# Work to complete
Scan the data below for the string "arrow". Show every line where it turns up.
— START OF Material for this task —
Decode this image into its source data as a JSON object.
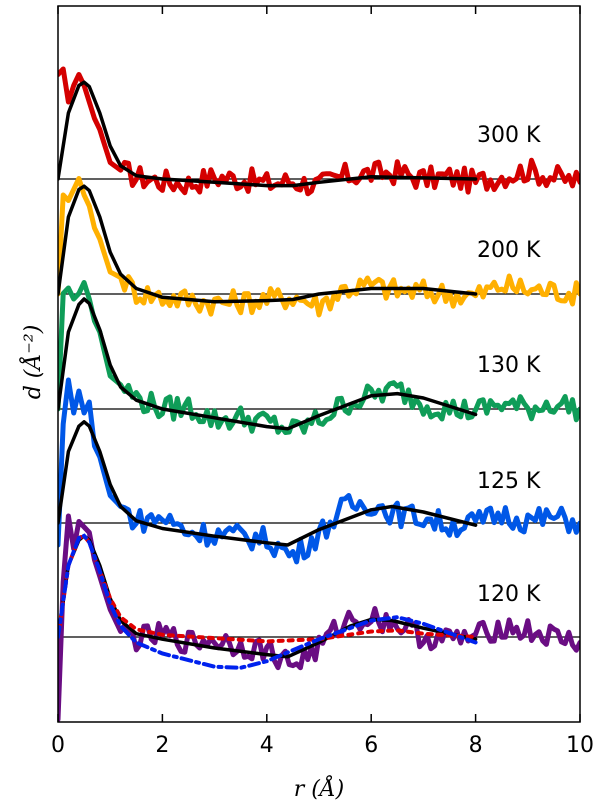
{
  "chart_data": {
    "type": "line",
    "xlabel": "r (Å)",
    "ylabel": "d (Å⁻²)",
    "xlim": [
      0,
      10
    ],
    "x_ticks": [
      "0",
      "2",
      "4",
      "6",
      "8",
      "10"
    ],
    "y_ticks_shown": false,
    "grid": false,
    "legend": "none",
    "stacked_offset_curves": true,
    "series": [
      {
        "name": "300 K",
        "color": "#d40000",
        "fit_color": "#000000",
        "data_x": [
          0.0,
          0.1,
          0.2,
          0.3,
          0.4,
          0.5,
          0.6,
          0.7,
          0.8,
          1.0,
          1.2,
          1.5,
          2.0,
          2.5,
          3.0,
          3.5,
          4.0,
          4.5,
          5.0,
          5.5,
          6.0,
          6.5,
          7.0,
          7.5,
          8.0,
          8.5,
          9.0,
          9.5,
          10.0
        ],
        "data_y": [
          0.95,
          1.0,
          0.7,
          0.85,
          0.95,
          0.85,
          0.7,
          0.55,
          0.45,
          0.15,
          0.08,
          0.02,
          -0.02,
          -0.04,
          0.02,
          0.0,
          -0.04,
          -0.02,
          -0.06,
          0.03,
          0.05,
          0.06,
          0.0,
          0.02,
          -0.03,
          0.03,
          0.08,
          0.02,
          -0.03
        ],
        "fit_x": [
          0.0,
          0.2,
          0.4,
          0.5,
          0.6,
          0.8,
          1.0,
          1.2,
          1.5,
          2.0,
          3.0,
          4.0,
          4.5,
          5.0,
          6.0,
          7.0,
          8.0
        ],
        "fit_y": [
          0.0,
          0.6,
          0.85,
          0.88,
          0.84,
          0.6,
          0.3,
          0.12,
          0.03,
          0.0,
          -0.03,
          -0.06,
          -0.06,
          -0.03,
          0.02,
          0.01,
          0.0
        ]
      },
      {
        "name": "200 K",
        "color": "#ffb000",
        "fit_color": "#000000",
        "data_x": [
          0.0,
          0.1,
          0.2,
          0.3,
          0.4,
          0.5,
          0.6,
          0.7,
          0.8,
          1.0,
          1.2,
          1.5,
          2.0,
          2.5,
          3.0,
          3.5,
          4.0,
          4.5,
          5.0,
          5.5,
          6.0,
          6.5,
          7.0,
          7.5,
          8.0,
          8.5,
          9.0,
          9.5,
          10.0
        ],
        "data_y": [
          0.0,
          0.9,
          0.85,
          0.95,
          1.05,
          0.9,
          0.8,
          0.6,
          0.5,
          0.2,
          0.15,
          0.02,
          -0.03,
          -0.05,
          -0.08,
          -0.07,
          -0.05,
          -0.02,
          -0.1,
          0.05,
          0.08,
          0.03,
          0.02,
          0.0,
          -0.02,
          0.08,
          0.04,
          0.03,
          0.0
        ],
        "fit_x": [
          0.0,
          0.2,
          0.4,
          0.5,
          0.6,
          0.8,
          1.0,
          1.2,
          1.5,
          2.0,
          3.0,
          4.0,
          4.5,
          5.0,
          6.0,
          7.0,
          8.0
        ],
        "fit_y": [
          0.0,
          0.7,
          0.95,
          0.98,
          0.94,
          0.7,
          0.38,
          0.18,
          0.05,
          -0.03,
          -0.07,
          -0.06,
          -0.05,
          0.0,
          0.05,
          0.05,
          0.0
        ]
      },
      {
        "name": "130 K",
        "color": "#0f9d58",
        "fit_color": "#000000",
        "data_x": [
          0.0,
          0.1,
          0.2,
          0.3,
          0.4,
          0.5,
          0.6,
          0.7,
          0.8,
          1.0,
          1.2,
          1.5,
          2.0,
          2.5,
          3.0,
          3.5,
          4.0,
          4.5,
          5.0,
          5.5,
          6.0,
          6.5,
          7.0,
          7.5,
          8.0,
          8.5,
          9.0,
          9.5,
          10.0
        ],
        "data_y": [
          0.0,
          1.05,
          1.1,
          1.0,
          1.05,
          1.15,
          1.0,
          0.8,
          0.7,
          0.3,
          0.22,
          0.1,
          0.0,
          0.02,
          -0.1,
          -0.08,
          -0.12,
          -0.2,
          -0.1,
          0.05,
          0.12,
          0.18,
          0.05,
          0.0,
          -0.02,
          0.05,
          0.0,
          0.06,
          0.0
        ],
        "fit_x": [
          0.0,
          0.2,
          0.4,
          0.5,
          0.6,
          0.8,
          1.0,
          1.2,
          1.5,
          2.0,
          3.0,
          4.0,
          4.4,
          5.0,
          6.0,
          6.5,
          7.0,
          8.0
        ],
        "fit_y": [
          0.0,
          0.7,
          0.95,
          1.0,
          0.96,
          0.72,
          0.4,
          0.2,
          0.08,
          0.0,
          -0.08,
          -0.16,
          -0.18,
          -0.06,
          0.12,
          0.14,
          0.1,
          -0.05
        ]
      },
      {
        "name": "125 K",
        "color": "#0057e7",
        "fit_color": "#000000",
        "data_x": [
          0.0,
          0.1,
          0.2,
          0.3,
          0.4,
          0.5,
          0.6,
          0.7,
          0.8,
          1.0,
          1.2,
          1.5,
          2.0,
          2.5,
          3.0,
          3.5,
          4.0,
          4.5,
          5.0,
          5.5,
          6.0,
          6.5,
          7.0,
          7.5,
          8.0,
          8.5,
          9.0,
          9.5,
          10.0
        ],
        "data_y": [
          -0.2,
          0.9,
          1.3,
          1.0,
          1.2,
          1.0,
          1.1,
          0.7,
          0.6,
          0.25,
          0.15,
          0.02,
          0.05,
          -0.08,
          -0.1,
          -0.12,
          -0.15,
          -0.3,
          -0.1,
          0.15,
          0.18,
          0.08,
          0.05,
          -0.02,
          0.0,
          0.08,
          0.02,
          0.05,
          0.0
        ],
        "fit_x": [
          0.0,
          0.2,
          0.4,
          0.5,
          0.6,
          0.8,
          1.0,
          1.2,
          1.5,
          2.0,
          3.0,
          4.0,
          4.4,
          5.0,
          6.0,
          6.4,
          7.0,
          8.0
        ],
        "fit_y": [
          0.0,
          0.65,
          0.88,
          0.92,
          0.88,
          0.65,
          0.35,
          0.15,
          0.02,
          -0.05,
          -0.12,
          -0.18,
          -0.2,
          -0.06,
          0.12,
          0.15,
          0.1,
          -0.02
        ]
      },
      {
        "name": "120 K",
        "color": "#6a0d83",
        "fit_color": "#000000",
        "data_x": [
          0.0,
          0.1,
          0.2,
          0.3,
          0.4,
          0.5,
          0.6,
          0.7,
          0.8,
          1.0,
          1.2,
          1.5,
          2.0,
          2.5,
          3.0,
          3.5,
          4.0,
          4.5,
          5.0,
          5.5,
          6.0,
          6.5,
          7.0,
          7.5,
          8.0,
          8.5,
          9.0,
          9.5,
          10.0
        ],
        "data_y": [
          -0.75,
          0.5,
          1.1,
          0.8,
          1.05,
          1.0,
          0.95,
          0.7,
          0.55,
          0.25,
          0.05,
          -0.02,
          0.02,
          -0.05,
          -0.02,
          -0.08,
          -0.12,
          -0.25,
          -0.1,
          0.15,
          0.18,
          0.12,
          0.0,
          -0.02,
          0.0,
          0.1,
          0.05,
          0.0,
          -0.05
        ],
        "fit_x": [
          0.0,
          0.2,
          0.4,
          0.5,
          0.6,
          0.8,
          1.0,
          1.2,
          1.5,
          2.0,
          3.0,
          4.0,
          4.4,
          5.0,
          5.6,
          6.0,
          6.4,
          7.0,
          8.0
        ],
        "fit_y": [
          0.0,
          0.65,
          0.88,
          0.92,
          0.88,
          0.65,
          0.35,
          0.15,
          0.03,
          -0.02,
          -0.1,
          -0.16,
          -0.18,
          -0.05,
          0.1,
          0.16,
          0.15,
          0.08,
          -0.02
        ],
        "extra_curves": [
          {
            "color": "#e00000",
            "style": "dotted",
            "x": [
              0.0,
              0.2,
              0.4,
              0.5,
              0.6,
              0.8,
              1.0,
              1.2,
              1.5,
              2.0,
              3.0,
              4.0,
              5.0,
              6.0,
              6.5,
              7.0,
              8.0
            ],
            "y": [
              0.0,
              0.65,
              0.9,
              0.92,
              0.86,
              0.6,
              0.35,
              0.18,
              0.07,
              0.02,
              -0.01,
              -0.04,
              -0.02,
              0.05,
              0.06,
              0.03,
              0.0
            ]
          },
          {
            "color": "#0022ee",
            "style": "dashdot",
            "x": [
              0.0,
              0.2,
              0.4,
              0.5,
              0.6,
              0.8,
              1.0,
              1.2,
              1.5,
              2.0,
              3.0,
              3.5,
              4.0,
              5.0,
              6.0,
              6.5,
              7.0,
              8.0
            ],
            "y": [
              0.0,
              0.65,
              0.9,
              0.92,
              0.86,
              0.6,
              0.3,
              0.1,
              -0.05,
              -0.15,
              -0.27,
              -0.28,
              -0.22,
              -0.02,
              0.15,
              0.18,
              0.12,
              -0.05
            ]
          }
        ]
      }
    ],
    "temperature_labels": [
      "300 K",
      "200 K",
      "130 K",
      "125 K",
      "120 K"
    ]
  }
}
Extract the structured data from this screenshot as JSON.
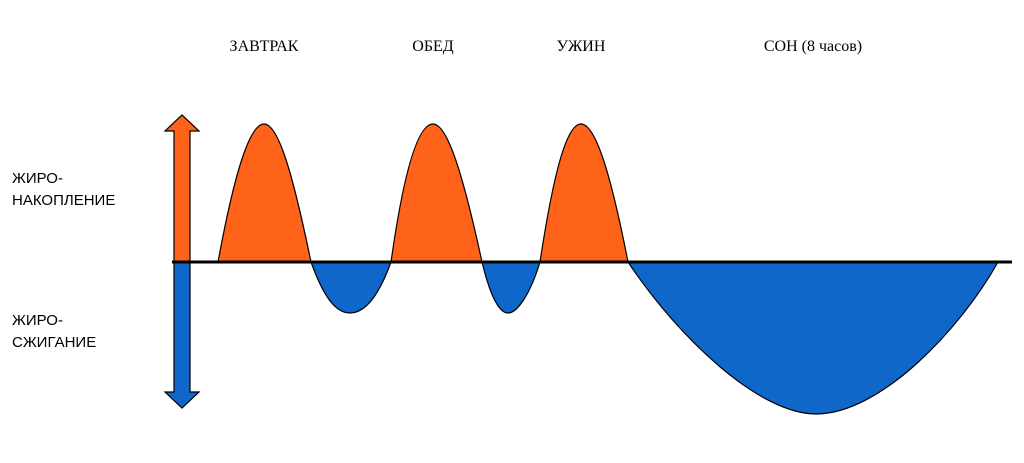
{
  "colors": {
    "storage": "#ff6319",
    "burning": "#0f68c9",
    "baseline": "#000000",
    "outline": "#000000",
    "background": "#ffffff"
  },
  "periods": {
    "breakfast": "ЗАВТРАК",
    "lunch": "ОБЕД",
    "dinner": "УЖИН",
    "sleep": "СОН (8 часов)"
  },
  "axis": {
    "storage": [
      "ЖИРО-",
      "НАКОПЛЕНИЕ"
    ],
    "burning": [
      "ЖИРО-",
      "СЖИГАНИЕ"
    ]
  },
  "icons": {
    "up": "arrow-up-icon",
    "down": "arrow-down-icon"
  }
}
— END OF Material for this task —
# The result
    "up": "arrow-up-icon",
    "down": "arrow-down-icon"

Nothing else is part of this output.